== SELECTED EXCERPT ==

If the FBI wants to know where an individual is, and if the Department of Justice prevails in a caserescheduled for argument tomorrow in snowy Philadelphia, the FBI (or other law enforcement authorities) will be able to obtain that individual's cell site data from the individual's cellular carrier on a showing of "reasonable grounds" to believe that the data is "relevant and material to an ongoing investigation." This is an issue that may have important implications for law enforcement, with significant impact on wireless carrier operations (and costs), and dramatic implications for privacy in the wireless world. In In re Application of the United States of America, No. 08-4227 (Third Cir.), attorneys for the Electronic Frontier Foundation, arguing as amicus curiae, will urge the appeals court to uphold a lower court ruling that applications for cell site data should be supported by a showing that satisfies the higher probable cause standard under the Fourth Amendment.
The many millions of cell phone users in the U.S. may not realize that their phones are giving away their location about every 7 seconds when they receive and return a “ping” from the nearest cell phone tower. A single “ping” indicates that the cell phone is within about a three-mile radius from the tower, but in metropolitan areas in which cell phone tower signals overlap, triangulation of these pings from multiple towers can narrow that down to about fifty feet.

===

ACTIVITIES ::
a: Translate into Spanish this sentence from the passage on cell site data: "This is an issue that may have important implications for law enforcement, with significant impact on wireless carrier operations (and costs), and dramatic implications for privacy in the wireless world."
b: According to the passage on cell site data, how often do cell phones give away their location?
c: Reproduce a portion of the passage on cell site data, beginning at the words "The many millions" and stopping after "about fifty feet.".

== GIVEN RECORDS ==

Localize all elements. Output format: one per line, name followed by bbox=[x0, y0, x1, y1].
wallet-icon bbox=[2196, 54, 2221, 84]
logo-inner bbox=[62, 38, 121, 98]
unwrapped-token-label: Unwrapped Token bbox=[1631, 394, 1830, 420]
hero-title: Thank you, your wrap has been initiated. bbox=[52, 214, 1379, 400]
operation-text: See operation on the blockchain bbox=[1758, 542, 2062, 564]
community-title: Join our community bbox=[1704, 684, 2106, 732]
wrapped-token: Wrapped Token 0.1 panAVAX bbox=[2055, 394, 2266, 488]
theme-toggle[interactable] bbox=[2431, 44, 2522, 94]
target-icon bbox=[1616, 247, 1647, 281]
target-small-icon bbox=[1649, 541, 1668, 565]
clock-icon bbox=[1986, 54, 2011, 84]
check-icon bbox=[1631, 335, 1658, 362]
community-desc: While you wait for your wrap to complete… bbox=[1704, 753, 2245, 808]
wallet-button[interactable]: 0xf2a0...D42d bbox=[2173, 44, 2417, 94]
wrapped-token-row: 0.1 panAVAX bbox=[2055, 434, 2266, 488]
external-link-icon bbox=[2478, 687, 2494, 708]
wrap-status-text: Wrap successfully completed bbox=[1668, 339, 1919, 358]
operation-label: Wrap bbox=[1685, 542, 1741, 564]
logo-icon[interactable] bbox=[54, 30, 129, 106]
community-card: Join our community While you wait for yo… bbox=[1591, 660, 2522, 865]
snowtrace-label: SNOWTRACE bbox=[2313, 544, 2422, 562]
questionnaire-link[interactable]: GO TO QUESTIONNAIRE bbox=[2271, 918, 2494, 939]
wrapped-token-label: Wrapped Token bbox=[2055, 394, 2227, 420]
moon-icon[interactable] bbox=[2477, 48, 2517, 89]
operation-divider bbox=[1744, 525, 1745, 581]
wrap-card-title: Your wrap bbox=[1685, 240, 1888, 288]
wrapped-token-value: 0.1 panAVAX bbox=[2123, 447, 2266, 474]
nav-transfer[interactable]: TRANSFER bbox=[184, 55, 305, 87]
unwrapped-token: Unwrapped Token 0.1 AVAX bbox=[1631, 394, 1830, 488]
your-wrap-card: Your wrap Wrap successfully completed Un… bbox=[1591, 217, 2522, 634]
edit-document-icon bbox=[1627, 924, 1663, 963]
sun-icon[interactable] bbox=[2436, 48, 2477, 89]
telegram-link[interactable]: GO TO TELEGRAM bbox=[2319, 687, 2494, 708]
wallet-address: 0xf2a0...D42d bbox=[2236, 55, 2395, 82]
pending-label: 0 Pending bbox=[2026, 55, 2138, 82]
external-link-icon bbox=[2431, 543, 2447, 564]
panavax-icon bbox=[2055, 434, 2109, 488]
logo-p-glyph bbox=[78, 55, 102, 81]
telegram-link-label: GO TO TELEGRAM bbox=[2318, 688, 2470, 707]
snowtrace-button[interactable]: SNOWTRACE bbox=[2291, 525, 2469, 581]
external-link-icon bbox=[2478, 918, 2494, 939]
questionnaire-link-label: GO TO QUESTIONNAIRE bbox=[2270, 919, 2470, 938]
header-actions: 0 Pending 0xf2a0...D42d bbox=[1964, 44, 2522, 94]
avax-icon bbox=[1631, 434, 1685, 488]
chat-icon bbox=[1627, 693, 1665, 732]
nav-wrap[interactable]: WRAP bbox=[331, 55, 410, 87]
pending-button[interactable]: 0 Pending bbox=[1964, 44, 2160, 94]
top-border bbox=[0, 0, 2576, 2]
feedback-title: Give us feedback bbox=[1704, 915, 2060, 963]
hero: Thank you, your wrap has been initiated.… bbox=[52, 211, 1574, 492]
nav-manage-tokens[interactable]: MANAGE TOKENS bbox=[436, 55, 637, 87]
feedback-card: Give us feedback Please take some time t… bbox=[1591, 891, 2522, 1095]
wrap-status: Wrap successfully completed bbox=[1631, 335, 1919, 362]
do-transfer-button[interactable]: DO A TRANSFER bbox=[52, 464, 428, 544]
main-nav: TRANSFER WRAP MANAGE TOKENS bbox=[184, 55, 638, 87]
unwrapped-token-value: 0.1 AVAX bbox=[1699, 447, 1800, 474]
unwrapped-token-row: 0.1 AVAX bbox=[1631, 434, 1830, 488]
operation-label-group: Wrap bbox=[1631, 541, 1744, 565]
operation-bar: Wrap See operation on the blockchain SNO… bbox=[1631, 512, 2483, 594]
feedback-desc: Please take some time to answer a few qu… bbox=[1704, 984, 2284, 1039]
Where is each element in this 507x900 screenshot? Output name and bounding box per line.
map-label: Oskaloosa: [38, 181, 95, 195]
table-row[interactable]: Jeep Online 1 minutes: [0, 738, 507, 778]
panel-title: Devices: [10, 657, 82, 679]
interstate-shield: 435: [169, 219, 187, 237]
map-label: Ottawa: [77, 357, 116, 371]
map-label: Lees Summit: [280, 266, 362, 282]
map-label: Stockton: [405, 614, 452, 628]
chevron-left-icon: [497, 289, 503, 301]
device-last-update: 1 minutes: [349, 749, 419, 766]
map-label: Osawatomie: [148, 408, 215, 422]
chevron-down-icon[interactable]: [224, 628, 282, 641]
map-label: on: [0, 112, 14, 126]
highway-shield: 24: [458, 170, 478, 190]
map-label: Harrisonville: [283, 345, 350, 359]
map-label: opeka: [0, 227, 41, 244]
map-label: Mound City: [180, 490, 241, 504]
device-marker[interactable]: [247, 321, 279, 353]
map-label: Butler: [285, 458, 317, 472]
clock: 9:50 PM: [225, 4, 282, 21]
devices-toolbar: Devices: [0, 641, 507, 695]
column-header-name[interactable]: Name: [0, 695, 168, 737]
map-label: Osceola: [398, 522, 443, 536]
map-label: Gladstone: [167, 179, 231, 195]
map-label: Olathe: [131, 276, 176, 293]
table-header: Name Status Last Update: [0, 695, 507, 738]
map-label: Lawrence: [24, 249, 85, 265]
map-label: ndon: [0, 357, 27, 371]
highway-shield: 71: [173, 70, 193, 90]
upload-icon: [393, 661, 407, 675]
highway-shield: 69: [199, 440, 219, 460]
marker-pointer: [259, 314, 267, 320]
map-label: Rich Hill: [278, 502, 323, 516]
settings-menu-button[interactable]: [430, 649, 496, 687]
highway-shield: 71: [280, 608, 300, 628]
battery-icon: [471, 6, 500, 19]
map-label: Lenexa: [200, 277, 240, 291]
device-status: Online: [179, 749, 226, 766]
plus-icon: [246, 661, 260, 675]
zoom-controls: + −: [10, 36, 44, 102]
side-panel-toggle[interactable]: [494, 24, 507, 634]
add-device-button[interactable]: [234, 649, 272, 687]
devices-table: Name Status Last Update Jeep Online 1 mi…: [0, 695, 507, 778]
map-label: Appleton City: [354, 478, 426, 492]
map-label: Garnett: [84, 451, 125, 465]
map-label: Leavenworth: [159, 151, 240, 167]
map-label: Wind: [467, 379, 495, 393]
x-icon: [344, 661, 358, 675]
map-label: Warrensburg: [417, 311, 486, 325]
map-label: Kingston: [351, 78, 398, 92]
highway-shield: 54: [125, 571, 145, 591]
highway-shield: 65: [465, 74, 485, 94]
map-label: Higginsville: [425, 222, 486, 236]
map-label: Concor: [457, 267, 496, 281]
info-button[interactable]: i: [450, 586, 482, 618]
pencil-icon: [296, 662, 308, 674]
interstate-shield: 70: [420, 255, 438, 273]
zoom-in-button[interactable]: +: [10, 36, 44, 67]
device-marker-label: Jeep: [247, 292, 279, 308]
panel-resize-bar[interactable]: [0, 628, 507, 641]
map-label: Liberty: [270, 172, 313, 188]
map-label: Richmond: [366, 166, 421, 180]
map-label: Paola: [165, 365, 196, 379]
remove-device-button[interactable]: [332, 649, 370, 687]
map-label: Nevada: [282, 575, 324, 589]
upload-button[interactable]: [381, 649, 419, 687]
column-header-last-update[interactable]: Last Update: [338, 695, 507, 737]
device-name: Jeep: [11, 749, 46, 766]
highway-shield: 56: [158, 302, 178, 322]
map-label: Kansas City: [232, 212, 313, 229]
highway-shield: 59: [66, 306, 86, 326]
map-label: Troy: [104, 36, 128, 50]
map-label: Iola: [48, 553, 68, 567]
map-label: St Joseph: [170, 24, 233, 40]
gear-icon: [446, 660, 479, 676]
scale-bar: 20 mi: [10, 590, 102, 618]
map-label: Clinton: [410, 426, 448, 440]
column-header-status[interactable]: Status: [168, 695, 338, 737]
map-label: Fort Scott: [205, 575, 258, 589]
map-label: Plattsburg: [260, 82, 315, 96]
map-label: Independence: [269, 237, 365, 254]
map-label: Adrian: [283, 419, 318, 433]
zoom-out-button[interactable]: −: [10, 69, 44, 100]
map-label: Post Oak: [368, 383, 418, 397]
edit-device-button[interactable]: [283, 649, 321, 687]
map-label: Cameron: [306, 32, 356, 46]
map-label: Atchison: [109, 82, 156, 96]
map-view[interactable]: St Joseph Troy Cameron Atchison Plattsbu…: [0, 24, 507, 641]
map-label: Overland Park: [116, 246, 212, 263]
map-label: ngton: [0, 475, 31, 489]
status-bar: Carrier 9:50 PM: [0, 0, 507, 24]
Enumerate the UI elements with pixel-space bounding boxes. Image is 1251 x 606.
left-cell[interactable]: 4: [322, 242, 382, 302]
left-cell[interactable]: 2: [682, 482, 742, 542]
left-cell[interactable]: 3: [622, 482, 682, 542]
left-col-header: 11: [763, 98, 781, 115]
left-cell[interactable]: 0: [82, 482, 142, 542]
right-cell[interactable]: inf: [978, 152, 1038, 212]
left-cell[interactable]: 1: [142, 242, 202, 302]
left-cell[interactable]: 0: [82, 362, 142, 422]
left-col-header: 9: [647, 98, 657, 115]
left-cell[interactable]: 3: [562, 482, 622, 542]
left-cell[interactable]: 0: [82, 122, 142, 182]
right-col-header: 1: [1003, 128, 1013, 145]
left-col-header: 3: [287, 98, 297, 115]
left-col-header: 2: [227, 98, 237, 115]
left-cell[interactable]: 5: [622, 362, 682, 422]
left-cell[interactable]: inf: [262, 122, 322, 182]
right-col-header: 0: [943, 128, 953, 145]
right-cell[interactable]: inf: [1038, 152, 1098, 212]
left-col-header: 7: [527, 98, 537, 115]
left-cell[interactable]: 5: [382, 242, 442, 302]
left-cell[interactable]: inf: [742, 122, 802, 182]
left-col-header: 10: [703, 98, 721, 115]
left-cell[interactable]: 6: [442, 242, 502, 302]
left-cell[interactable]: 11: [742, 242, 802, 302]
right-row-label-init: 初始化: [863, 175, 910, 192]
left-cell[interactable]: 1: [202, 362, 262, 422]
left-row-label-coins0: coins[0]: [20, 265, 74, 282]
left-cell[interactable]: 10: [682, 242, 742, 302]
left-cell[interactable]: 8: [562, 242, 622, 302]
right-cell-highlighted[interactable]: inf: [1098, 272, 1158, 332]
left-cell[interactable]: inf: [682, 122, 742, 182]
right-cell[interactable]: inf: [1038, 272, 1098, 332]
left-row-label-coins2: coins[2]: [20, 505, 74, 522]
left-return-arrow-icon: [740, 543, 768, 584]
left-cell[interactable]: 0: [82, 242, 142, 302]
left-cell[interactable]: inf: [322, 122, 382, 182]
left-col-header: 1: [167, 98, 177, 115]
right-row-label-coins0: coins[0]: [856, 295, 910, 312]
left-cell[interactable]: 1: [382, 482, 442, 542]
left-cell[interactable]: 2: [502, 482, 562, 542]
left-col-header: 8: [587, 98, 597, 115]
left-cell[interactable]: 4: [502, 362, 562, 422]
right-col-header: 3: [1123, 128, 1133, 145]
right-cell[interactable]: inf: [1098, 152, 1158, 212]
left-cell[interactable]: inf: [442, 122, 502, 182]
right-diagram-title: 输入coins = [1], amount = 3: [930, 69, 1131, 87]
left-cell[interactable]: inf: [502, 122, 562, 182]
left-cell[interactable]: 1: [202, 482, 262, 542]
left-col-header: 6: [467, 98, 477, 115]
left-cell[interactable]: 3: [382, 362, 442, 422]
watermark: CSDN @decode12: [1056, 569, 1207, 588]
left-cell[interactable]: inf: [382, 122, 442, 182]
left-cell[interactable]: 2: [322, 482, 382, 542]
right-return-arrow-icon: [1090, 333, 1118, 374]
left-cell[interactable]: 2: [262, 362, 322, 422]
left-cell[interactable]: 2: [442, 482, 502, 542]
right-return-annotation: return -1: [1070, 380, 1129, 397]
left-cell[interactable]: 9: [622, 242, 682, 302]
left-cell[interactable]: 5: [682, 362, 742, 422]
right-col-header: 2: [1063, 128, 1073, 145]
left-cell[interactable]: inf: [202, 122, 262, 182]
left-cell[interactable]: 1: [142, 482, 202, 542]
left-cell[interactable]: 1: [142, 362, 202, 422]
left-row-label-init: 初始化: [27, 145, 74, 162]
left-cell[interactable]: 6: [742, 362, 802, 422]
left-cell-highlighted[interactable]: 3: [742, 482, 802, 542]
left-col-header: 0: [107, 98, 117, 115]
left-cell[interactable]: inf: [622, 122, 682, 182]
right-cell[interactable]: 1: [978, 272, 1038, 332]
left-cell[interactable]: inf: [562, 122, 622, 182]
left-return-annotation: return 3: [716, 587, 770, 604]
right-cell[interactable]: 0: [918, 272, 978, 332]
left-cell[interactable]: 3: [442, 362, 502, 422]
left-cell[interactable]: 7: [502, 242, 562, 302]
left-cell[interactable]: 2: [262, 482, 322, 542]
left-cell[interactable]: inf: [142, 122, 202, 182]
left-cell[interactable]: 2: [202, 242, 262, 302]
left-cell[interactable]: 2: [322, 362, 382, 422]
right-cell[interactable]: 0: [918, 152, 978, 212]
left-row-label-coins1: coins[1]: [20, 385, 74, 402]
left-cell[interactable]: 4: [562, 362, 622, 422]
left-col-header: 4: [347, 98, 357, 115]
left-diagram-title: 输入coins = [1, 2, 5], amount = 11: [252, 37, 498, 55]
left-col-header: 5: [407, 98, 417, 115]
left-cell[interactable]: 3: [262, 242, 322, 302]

===

ANSWER LIST ::
a: Se trata de una cuestión que puede tener implicaciones importantes para la aplicación de la ley, con un impacto significativo en las operaciones (y los costos) de los operadores inalámbricos, e implicaciones drásticas para la privacidad en el mundo inalámbrico.

b: About every 7 seconds.

c:
The many millions of cell phone users in the U.S. may not realize that their phones are giving away their location about every 7 seconds when they receive and return a “ping” from the nearest cell phone tower. A single “ping” indicates that the cell phone is within about a three-mile radius from the tower, but in metropolitan areas in which cell phone tower signals overlap, triangulation of these pings from multiple towers can narrow that down to about fifty feet.